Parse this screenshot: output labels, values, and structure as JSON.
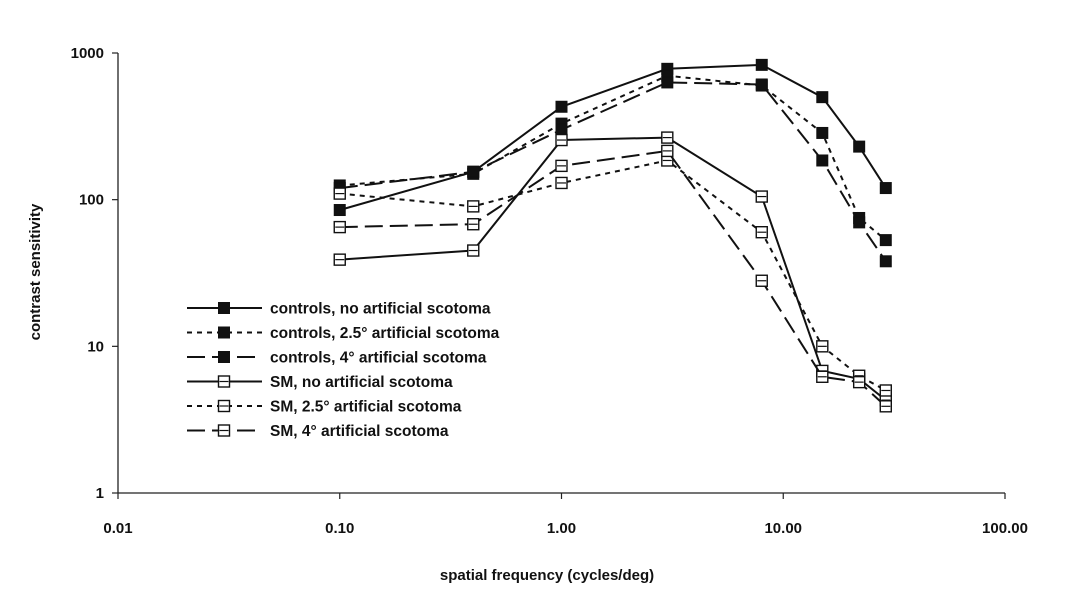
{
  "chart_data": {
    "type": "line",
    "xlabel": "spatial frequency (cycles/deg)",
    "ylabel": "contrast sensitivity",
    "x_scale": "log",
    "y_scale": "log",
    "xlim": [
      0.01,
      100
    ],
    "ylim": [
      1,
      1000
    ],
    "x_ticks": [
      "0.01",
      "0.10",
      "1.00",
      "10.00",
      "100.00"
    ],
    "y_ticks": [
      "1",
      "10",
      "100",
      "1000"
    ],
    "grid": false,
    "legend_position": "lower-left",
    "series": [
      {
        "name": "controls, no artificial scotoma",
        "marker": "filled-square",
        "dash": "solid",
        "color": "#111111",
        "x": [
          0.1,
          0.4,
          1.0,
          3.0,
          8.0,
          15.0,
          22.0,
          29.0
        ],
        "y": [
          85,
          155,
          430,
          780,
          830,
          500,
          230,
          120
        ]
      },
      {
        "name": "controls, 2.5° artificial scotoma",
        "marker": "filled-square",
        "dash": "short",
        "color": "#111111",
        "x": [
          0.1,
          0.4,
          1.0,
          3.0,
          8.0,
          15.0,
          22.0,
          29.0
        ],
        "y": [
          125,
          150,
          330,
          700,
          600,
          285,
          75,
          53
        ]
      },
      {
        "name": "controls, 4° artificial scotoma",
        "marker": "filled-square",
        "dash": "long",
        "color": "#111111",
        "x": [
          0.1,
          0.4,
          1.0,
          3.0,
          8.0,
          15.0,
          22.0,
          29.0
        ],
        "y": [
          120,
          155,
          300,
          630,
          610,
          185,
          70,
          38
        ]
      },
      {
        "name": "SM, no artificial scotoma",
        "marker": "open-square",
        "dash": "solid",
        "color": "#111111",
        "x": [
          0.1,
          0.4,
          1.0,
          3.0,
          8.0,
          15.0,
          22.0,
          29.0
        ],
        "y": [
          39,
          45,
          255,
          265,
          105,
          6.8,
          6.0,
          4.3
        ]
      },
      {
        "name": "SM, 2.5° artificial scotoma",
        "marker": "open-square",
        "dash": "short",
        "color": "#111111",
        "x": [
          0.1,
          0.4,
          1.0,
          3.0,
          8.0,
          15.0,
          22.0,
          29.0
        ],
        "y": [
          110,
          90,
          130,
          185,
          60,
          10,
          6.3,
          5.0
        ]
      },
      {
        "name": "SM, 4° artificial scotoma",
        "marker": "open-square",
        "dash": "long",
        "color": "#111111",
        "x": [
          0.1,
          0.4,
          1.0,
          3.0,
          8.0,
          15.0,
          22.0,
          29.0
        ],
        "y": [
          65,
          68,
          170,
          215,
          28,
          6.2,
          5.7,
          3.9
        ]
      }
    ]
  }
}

........

Only the number is wanted: how many lines of these entries contain the string "name"?

6